>> Start Dataset content

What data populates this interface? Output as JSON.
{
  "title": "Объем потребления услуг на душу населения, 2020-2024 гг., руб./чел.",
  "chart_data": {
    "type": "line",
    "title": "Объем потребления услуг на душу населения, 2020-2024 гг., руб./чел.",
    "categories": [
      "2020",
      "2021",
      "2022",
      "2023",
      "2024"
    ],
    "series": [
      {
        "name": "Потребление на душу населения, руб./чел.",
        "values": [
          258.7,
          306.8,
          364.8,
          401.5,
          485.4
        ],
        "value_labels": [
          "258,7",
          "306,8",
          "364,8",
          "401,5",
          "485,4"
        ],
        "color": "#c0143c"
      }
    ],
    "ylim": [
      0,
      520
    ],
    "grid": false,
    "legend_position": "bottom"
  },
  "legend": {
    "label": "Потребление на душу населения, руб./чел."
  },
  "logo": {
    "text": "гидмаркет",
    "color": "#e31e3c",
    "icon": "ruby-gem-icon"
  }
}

>> End Dataset content

◆ Written instruction
Extract, word for word, each line of the listing above.

◆ Result
What data populates this interface? Output as JSON.
{
  "title": "Объем потребления услуг на душу населения, 2020-2024 гг., руб./чел.",
  "chart_data": {
    "type": "line",
    "title": "Объем потребления услуг на душу населения, 2020-2024 гг., руб./чел.",
    "categories": [
      "2020",
      "2021",
      "2022",
      "2023",
      "2024"
    ],
    "series": [
      {
        "name": "Потребление на душу населения, руб./чел.",
        "values": [
          258.7,
          306.8,
          364.8,
          401.5,
          485.4
        ],
        "value_labels": [
          "258,7",
          "306,8",
          "364,8",
          "401,5",
          "485,4"
        ],
        "color": "#c0143c"
      }
    ],
    "ylim": [
      0,
      520
    ],
    "grid": false,
    "legend_position": "bottom"
  },
  "legend": {
    "label": "Потребление на душу населения, руб./чел."
  },
  "logo": {
    "text": "гидмаркет",
    "color": "#e31e3c",
    "icon": "ruby-gem-icon"
  }
}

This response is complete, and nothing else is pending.